1

IIT-JEE 2010 Paper 1 Offline

Numerical
The maximum value of the expression $${1 \over {{{\sin }^2}\theta + 3\sin \theta \cos \theta + 5{{\cos }^2}\theta }}$$ is
Your Input ________

Answer

Correct Answer is 2

Explanation

Let

$$f(\theta ) = {1 \over {{{\sin }^2}\theta + 3\sin \theta \cos \theta + 5{{\cos }^2}\theta }}$$

Again let

$$g(\theta ) = {\sin ^2}\theta + 3\sin \theta \cos \theta + 5{\cos ^2}\theta $$

$$ = {{1 - \cos 2\theta } \over 2} + 5\left( {{{1 + \cos 2\theta } \over 2}} \right) + {3 \over 2}\sin 2\theta $$

$$ = 3 + 2\cos 2\theta + {3 \over 2}\sin 2\theta $$

$$\therefore$$ $$g{(\theta )_{\min }} = 3 - \sqrt {4 + {9 \over 4}} = 3 - {5 \over 2} = {1 \over 2}$$

$$\therefore$$ $$f(\theta ) = {1 \over {g{{(\theta )}_{\min }}}} = 2$$

2

IIT-JEE 2010 Paper 1 Offline

Numerical
The number of values of $$\theta $$ in the interval, $$\left( { - {\pi \over 2},\,{\pi \over 2}} \right)$$ such that$$\,\theta \ne {{n\pi } \over 5}$$ for $$n = 0,\, \pm 1,\, \pm 2$$ and $$\tan \,\theta = \cot \,5\theta \,$$ as well as $$\sin \,2\theta = \cos \,4 \theta $$ is
Your Input ________

Answer

Correct Answer is 3

Explanation

Given, $$\tan \theta = \cot 5\theta $$

$$ \Rightarrow \tan \theta = \tan \left( {{\pi \over 2} - 5\theta } \right)$$

$$ \Rightarrow {\pi \over 2} - 5\theta = n\pi + \theta $$

$$ \Rightarrow 6\theta = {\pi \over 2} - {{n\pi } \over 6}$$

$$ \Rightarrow \theta = {\pi \over {12}} - {{n\pi } \over 6}$$

Also $$\cos 4\theta = \sin 2\theta = \cos \left( {{\pi \over 2} - 2\theta } \right)$$

$$ \Rightarrow 4\theta = 2n\pi \, \pm \,\left( {{\pi \over 2} - 2\theta } \right)$$

Taking positive

$$6\theta = 2n\pi + {\pi \over 2} \Rightarrow \theta = {{n\pi } \over 3} + {\pi \over {12}}$$

Taking negative

$$2\theta = 2n\pi - {\pi \over 2} \Rightarrow \theta = n\pi - {\pi \over 4}$$

Above values of $$\theta$$ suggests that there are only 3 common solutions.

*Given information*:
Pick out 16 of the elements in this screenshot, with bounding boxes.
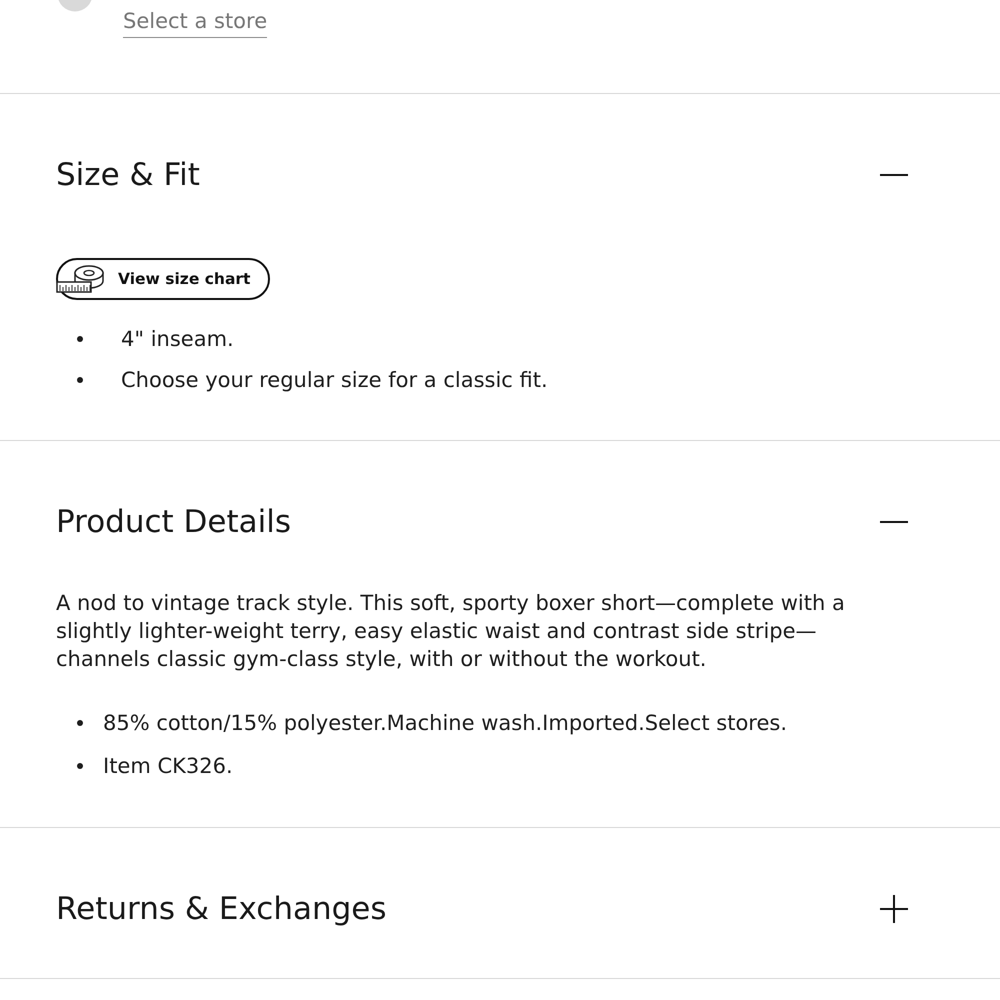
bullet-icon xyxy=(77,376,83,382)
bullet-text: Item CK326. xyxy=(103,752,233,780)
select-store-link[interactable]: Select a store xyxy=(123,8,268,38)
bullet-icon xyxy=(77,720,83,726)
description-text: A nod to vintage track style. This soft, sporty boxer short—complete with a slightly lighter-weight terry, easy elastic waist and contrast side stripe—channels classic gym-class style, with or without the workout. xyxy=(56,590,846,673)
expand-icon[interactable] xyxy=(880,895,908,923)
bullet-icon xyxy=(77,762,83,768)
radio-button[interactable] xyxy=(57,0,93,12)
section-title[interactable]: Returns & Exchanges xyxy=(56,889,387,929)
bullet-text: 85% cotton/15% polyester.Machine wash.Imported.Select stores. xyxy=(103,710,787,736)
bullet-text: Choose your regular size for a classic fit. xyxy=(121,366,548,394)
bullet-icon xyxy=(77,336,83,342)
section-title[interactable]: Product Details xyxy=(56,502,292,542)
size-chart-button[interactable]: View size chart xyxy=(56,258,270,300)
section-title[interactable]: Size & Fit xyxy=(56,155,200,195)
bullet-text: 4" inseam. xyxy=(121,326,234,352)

...

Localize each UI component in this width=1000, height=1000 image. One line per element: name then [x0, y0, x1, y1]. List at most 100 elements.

*Required actions*:
a) According to the IIT-JEE 2010 problems, how many common solutions for θ does the second problem have?
b) Copy the rows from the line containing "Pick out 16" through the line containing "bullet-text: 85% cotton/15%", both lines included, and omit the pictures.

*Answers to each task*:
a) 3

b)
Pick out 16 of the elements in this screenshot, with bounding boxes.
bullet-icon xyxy=(77,376,83,382)
bullet-text: Item CK326. xyxy=(103,752,233,780)
select-store-link[interactable]: Select a store xyxy=(123,8,268,38)
bullet-icon xyxy=(77,720,83,726)
description-text: A nod to vintage track style. This soft, sporty boxer short—complete with a slightly lighter-weight terry, easy elastic waist and contrast side stripe—channels classic gym-class style, with or without the workout. xyxy=(56,590,846,673)
expand-icon[interactable] xyxy=(880,895,908,923)
bullet-icon xyxy=(77,762,83,768)
radio-button[interactable] xyxy=(57,0,93,12)
section-title[interactable]: Returns & Exchanges xyxy=(56,889,387,929)
bullet-text: 85% cotton/15% polyester.Machine wash.Imported.Select stores. xyxy=(103,710,787,736)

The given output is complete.